_PROBLEM 1_.
Write out the passage of the Belfast report from "The office is" up to and including "school every day.".
_PROBLEM 2_.
Write what comes next in the report on the Holy Cross school protests in Belfast, starting after its final sentence.

_SOURCE_.
Report from northern Ireland
Belfast is Little Rock revisited
By Richard Becker
Belfast, northern Ireland
The picture on the office wall is from Little Rock,
Arkansas. It's 1957. A young African American woman is
surrounded by young whites, their faces contorted with hatred
as they scream racist insults at her.
The office is not in the U.S. It's in North Belfast,
northern Ireland. This is the office of the Right to Education
Group, whose members are all white. But they compare their
struggle to that in Little Rock. And with good reason.
For 11 weeks, their small children have been subjected to
attack and harassment by a howling and often violent mob. Aged
three to 11, the kids attend Holy Cross Primary School for
Girls on the Ardoyne Road. Bigots scream the most vile
obscenities at the girls and their parents, who must accompany
the students to and from school every day.
The bigots are Loyalists, the mainly Protestant shrinking
majority in northern Ireland. Also known as Unionists, their
loyalty is to Britain.
The girls' parents are Nationalists, mainly Catholic, who
have fought for decades against anti-Catholic discrimination
and for unification with the Republic of Ireland.
"Ardoyne Road is an interface between the Nationalist and
Loyalist communities," said Margaret McLenaghan, a member of
the Sinn Fein party who represents this neighborhood in the
Belfast City Council.
You can see it in the flags. On one side of the street every
street light flies a tattered British Union Jack, as well as
banners of fascist Loyalist groups like the Ulster Defense
Association (UDA) and Ulster Volunteer Force (UVF). On the
other side are the tri-color flags of the Irish Republic.
"Violent attacks are common here," said McLenaghan. "If a
Catholic is walking alone on this side of Ardoyne Road, it is
common for 10 or 15 Loyalists to run across the street, throw
some punches or kicks, and sometimes try to drag the person
back with them."
Brendan Mailey, an organizer with the parents' committee,
told us that even the infamously anti-Nationalist Royal Ulster
Constabulary (RUC) has stated that 92 percent of all
ethnic/religious attacks in the area are carried out by
Loyalists against Nationalists.
The attacks on the Holy Cross students began on Sept. 3,
2001, when school reconvened.
The protests were an initiative of the UDA and other fascist
organizations, which mobilized hundreds of vicious bigots on
the day school started to line the quarter-mile or so of
Ardoyne Road that passes through a Loyalist area.

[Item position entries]
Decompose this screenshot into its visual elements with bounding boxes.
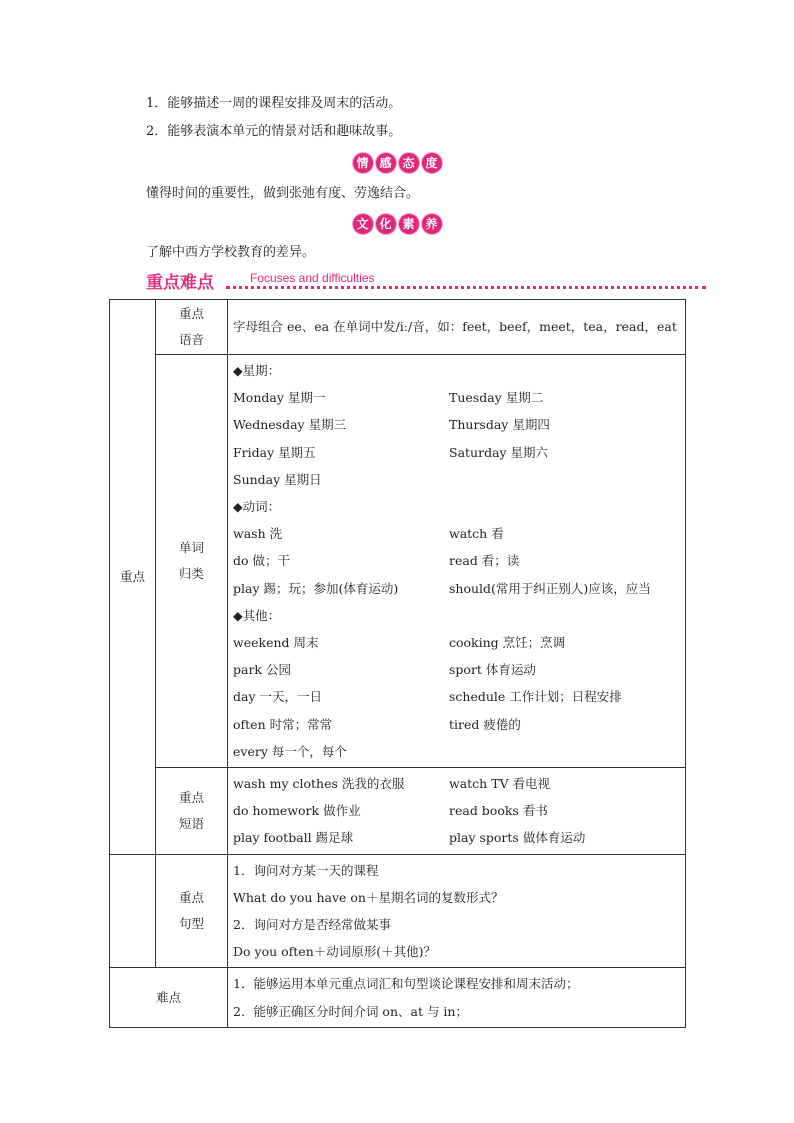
list-item xyxy=(233,738,685,765)
list-item xyxy=(233,797,685,824)
phrase-entry: do homework 做作业 xyxy=(233,803,361,819)
sentences-row xyxy=(110,854,686,968)
word-entry: Thursday 星期四 xyxy=(449,417,550,433)
phrase-entry: watch TV 看电视 xyxy=(449,776,551,792)
label-line: 重点 xyxy=(178,306,204,321)
label-line: 单词 xyxy=(178,540,204,556)
word-entry: read 看；读 xyxy=(449,553,520,569)
words-row xyxy=(110,355,686,768)
label-line: 语音 xyxy=(178,332,204,347)
badge-char: 度 xyxy=(422,153,442,173)
word-entry: play 踢；玩；参加(体育运动) xyxy=(233,580,399,596)
skill-objective-1: 1．能够描述一周的课程安排及周末的活动。 xyxy=(146,96,402,111)
phonics-row xyxy=(110,300,686,355)
badge-char: 养 xyxy=(422,214,442,234)
word-entry: park 公园 xyxy=(233,662,291,678)
list-item xyxy=(233,547,685,574)
phrases-content xyxy=(228,768,686,855)
list-item xyxy=(233,520,685,547)
difficulties-content xyxy=(228,968,686,1027)
phrase-entry: play football 踢足球 xyxy=(233,830,354,846)
badge-char: 素 xyxy=(399,214,419,234)
list-item xyxy=(233,656,685,683)
list-item xyxy=(233,629,685,656)
phrases-row xyxy=(110,768,686,855)
word-entry: Monday 星期一 xyxy=(233,390,326,406)
badge-char: 化 xyxy=(376,214,396,234)
word-entry: should(常用于纠正别人)应该，应当 xyxy=(449,580,651,596)
sentence-line: Do you often＋动词原形(＋其他)？ xyxy=(233,944,437,960)
dotted-rule xyxy=(226,286,706,289)
phrase-entry: read books 看书 xyxy=(449,803,548,819)
sentence-line: What do you have on＋星期名词的复数形式？ xyxy=(233,889,504,905)
sentences-label xyxy=(156,854,228,968)
list-item xyxy=(233,683,685,710)
verbs-heading: ◆动词： xyxy=(233,499,281,515)
phonics-text: 字母组合 ee、ea 在单词中发/iː/音，如：feet，beef，meet，tea，read，eat xyxy=(233,319,677,334)
word-entry: watch 看 xyxy=(449,526,504,542)
difficulty-label: 难点 xyxy=(110,968,228,1027)
list-item xyxy=(233,411,685,438)
section-subtitle: Focuses and difficulties xyxy=(250,271,375,285)
difficulties-row xyxy=(110,968,686,1027)
word-entry: schedule 工作计划；日程安排 xyxy=(449,689,622,705)
list-item xyxy=(233,384,685,411)
list-item xyxy=(233,466,685,493)
section-heading xyxy=(146,268,706,292)
word-entry: tired 疲倦的 xyxy=(449,716,521,732)
word-entry: every 每一个，每个 xyxy=(233,743,347,759)
label-line: 句型 xyxy=(178,916,204,932)
list-item xyxy=(233,770,685,797)
focus-label: 重点 xyxy=(110,300,156,855)
word-entry: Saturday 星期六 xyxy=(449,444,549,460)
label-line: 短语 xyxy=(178,815,204,831)
skill-objective-2: 2．能够表演本单元的情景对话和趣味故事。 xyxy=(146,124,402,139)
culture-badge xyxy=(0,214,794,234)
badge-char: 态 xyxy=(399,153,419,173)
phrase-entry: play sports 做体育运动 xyxy=(449,830,586,846)
difficulty-line: 1．能够运用本单元重点词汇和句型谈论课程安排和周末活动； xyxy=(233,976,579,992)
badge-char: 情 xyxy=(353,153,373,173)
badge-char: 感 xyxy=(376,153,396,173)
label-line: 重点 xyxy=(178,789,204,805)
list-item xyxy=(233,711,685,738)
focus-difficulty-table xyxy=(109,299,686,1028)
word-entry: sport 体育运动 xyxy=(449,662,536,678)
word-entry: weekend 周末 xyxy=(233,635,319,651)
section-title: 重点难点 xyxy=(146,273,214,293)
list-item xyxy=(233,575,685,602)
emotion-text: 懂得时间的重要性，做到张弛有度、劳逸结合。 xyxy=(146,186,420,201)
sentence-line: 2．询问对方是否经常做某事 xyxy=(233,917,391,933)
word-entry: day 一天，一日 xyxy=(233,689,322,705)
label-line: 重点 xyxy=(178,890,204,906)
word-entry: cooking 烹饪；烹调 xyxy=(449,635,566,651)
words-content xyxy=(228,355,686,768)
others-heading: ◆其他： xyxy=(233,607,281,623)
sentence-line: 1．询问对方某一天的课程 xyxy=(233,862,379,878)
label-line: 归类 xyxy=(178,566,204,582)
phonics-label xyxy=(156,300,228,355)
word-entry: wash 洗 xyxy=(233,526,283,542)
phrase-entry: wash my clothes 洗我的衣服 xyxy=(233,776,405,792)
difficulty-line: 2．能够正确区分时间介词 on、at 与 in； xyxy=(233,1003,468,1019)
badge-char: 文 xyxy=(353,214,373,234)
word-entry: Wednesday 星期三 xyxy=(233,417,347,433)
word-entry: Sunday 星期日 xyxy=(233,471,322,487)
list-item xyxy=(233,439,685,466)
list-item xyxy=(233,824,685,851)
emotion-badge xyxy=(0,153,794,173)
word-entry: do 做；干 xyxy=(233,553,291,569)
days-heading: ◆星期： xyxy=(233,363,281,378)
word-entry: Friday 星期五 xyxy=(233,444,316,460)
word-entry: Tuesday 星期二 xyxy=(449,390,544,406)
words-label xyxy=(156,355,228,768)
phonics-content xyxy=(228,300,686,355)
culture-text: 了解中西方学校教育的差异。 xyxy=(146,245,316,260)
phrases-label xyxy=(156,768,228,855)
sentences-content xyxy=(228,854,686,968)
blank-cell xyxy=(110,854,156,968)
word-entry: often 时常；常常 xyxy=(233,716,333,732)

_OUTPUT 1_.
The office is not in the U.S. It's in North Belfast,
northern Ireland. This is the office of the Right to Education
Group, whose members are all white. But they compare their
struggle to that in Little Rock. And with good reason.
For 11 weeks, their small children have been subjected to
attack and harassment by a howling and often violent mob. Aged
three to 11, the kids attend Holy Cross Primary School for
Girls on the Ardoyne Road. Bigots scream the most vile
obscenities at the girls and their parents, who must accompany
the students to and from school every day.

_OUTPUT 2_.
For a week before Sept. 11, the Holy Cross struggle was in
the world news. The violence of the fascist bigots was an
embarrassment to the British occupiers and their "respectable"
Loyalist allies. The RUC and elements of the British occupation
army had to be called out to create a path through which the
girls and their parents could pass. A bomb was even
detonated.
Like so many other struggles around the world, Holy Cross
school disappeared from the U.S. media after Sept. 11.
"On Sept. 12," McLenaghan told Workers World, "we had a
minute of silence on the way to school in memory of those who
had died in the September 11 attacks. The silence was
disrupted, however, by the bigots screaming, 'Your friends in
America won't be sending you any more money, you Fenian
bastards.' " There is fund-raising for their cause among Irish
Americans.
Out of the world media spotlight, the British government and
the local Unionist authorities allowed the bigots to continue
terrorizing the children.
"What's going on here is child abuse," said Mailey. "These
demonstrations against children shouldn't be allowed at all.
But what the government is trying to do is make them
acceptable."
Protests are 'legitimized'
by police
On the previous day, Nov. 6, Mailey pointed out, the police
had met with Jim Potts of the UDA and others and agreed that if
the protests were slightly modified, the RUC officers would
stop wearing riot gear. "They (RUC) didn't discuss this with us
at all,"said Mailey. "We are opposed to anything that
legitimizes these bigoted protests, when instead they should be
ended altogether."
Walking up to the school and back with the parents and
children was an instant education, even though the bigots were
acting in a restrained manner on Nov. 7. South African
Archbishop Desmond Tutu had visited the school that morning and
some of the international media were with him.
Both sides of Ardoyne Road were lined with more than 50 gray
RUC vehicles, "jeeps" as they're called locally. They look
somewhat like small armored personnel carriers. There were also
several Saracens--wheeled tanks. This gauntlet is staffed with
more than 100 RUC police and dozens of British troops, wearing
camouflage and wielding various automatic weapons.
Most telling, all of the RUC and British soldiers faced
inward, toward the children and parents, their machine gun
barrels parallel to the ground.
The spirit of resistance of the Nationalist community was
evident in the quiet but steely determination of the parents'
committee and other community activists. And it was evident in
the girls, as well.
As we walked back down the hill after school, some of the
older girls started defiantly singing a call-and-response
school song.
Everywhere we go, people want to know
Who we are, where do we come from
And so we tell them, we're from Holy Cross
And if you can't hear us, we'll shout a little louder.
They shouted a lot louder.
Reprinted from the Nov. 29, 2001, issue of
Workers World newspaper
This article is copyright under a Creative
Commons License.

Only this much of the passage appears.